## start

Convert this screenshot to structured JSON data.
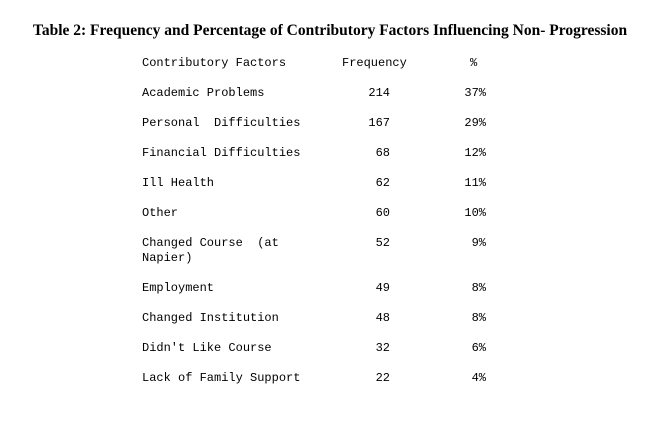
{
  "title": "Table 2: Frequency and Percentage of Contributory Factors Influencing Non- Progression",
  "table": {
    "headers": [
      "Contributory Factors",
      "Frequency",
      "%"
    ],
    "rows": [
      {
        "factor": "Academic Problems",
        "frequency": "214",
        "percent": "37%"
      },
      {
        "factor": "Personal  Difficulties",
        "frequency": "167",
        "percent": "29%"
      },
      {
        "factor": "Financial Difficulties",
        "frequency": "68",
        "percent": "12%"
      },
      {
        "factor": "Ill Health",
        "frequency": "62",
        "percent": "11%"
      },
      {
        "factor": "Other",
        "frequency": "60",
        "percent": "10%"
      },
      {
        "factor": "Changed Course  (at\nNapier)",
        "frequency": "52",
        "percent": "9%"
      },
      {
        "factor": "Employment",
        "frequency": "49",
        "percent": "8%"
      },
      {
        "factor": "Changed Institution",
        "frequency": "48",
        "percent": "8%"
      },
      {
        "factor": "Didn't Like Course",
        "frequency": "32",
        "percent": "6%"
      },
      {
        "factor": "Lack of Family Support",
        "frequency": "22",
        "percent": "4%"
      }
    ]
  }
}
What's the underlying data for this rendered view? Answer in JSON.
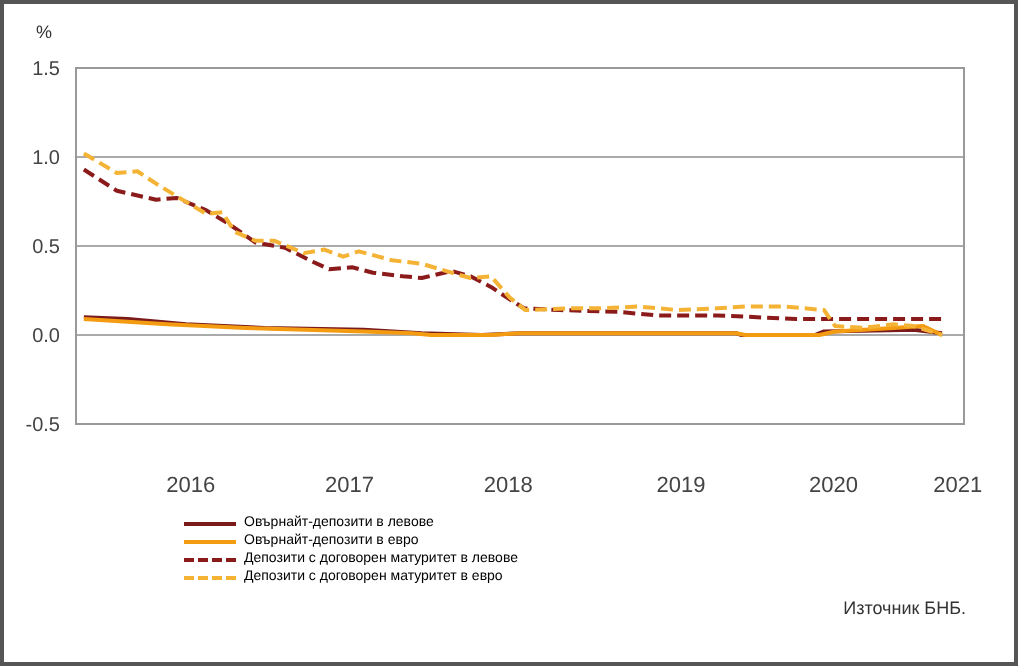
{
  "chart_data": {
    "type": "line",
    "ylabel": "%",
    "xlim": [
      2015.45,
      2021.1
    ],
    "xticks": [
      {
        "value": 2016.18,
        "label": "2016"
      },
      {
        "value": 2017.19,
        "label": "2017"
      },
      {
        "value": 2018.2,
        "label": "2018"
      },
      {
        "value": 2019.3,
        "label": "2019"
      },
      {
        "value": 2020.27,
        "label": "2020"
      },
      {
        "value": 2021.06,
        "label": "2021"
      }
    ],
    "ylim": [
      -0.5,
      1.5
    ],
    "yticks": [
      {
        "value": -0.5,
        "label": "-0.5"
      },
      {
        "value": 0,
        "label": "0.0"
      },
      {
        "value": 0.5,
        "label": "0.5"
      },
      {
        "value": 1,
        "label": "1.0"
      },
      {
        "value": 1.5,
        "label": "1.5"
      }
    ],
    "grid": "y",
    "legend": "bottom left",
    "marker": "none",
    "annotations": [
      "Източник БНБ."
    ],
    "series": [
      {
        "name": "Овърнайт-депозити   в левове",
        "color": "#7b1a1a",
        "line_style": "solid",
        "x": [
          2015.5,
          2015.78,
          2016.15,
          2016.65,
          2017.28,
          2017.65,
          2018.03,
          2018.28,
          2018.78,
          2019.65,
          2019.68,
          2020.15,
          2020.21,
          2020.78,
          2020.96
        ],
        "values": [
          0.1,
          0.09,
          0.06,
          0.04,
          0.03,
          0.01,
          0.0,
          0.01,
          0.01,
          0.01,
          0.0,
          0.0,
          0.02,
          0.03,
          0.01
        ]
      },
      {
        "name": "Овърнайт-депозити   в евро",
        "color": "#f39c12",
        "line_style": "solid",
        "x": [
          2015.5,
          2016.03,
          2016.53,
          2017.28,
          2017.59,
          2017.71,
          2018.09,
          2018.28,
          2019.65,
          2019.71,
          2020.18,
          2020.28,
          2020.65,
          2020.84,
          2020.96
        ],
        "values": [
          0.09,
          0.06,
          0.04,
          0.02,
          0.01,
          0.0,
          0.0,
          0.01,
          0.01,
          0.0,
          0.0,
          0.02,
          0.04,
          0.05,
          0.0
        ]
      },
      {
        "name": "Депозити с договорен  матуритет в левове",
        "color": "#8b1a1a",
        "line_style": "dashed",
        "x": [
          2015.5,
          2015.71,
          2015.96,
          2016.09,
          2016.28,
          2016.43,
          2016.59,
          2016.78,
          2016.96,
          2017.06,
          2017.21,
          2017.34,
          2017.53,
          2017.65,
          2017.84,
          2017.96,
          2018.09,
          2018.21,
          2018.3,
          2018.53,
          2018.9,
          2019.15,
          2019.53,
          2020.03,
          2020.28,
          2020.78,
          2020.96
        ],
        "values": [
          0.93,
          0.81,
          0.76,
          0.77,
          0.7,
          0.62,
          0.52,
          0.49,
          0.41,
          0.37,
          0.38,
          0.35,
          0.33,
          0.32,
          0.36,
          0.33,
          0.27,
          0.2,
          0.15,
          0.14,
          0.13,
          0.11,
          0.11,
          0.09,
          0.09,
          0.09,
          0.09
        ]
      },
      {
        "name": "Депозити с договорен  матуритет в евро",
        "color": "#f5b335",
        "line_style": "dashed",
        "x": [
          2015.5,
          2015.71,
          2015.84,
          2015.96,
          2016.09,
          2016.28,
          2016.38,
          2016.46,
          2016.59,
          2016.71,
          2016.9,
          2017.03,
          2017.15,
          2017.25,
          2017.46,
          2017.65,
          2017.84,
          2017.96,
          2018.09,
          2018.21,
          2018.31,
          2018.59,
          2018.78,
          2019.03,
          2019.28,
          2019.53,
          2019.71,
          2019.96,
          2020.21,
          2020.28,
          2020.46,
          2020.65,
          2020.78,
          2020.96
        ],
        "values": [
          1.02,
          0.91,
          0.92,
          0.85,
          0.78,
          0.68,
          0.69,
          0.58,
          0.53,
          0.53,
          0.46,
          0.48,
          0.44,
          0.47,
          0.42,
          0.4,
          0.35,
          0.32,
          0.33,
          0.21,
          0.14,
          0.15,
          0.15,
          0.16,
          0.14,
          0.15,
          0.16,
          0.16,
          0.14,
          0.05,
          0.04,
          0.06,
          0.05,
          0.0
        ]
      }
    ]
  }
}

## end

= Exercise aim =
Across the data above, how many lines include the word "color"? Give only the count.

= Reply to the task =
4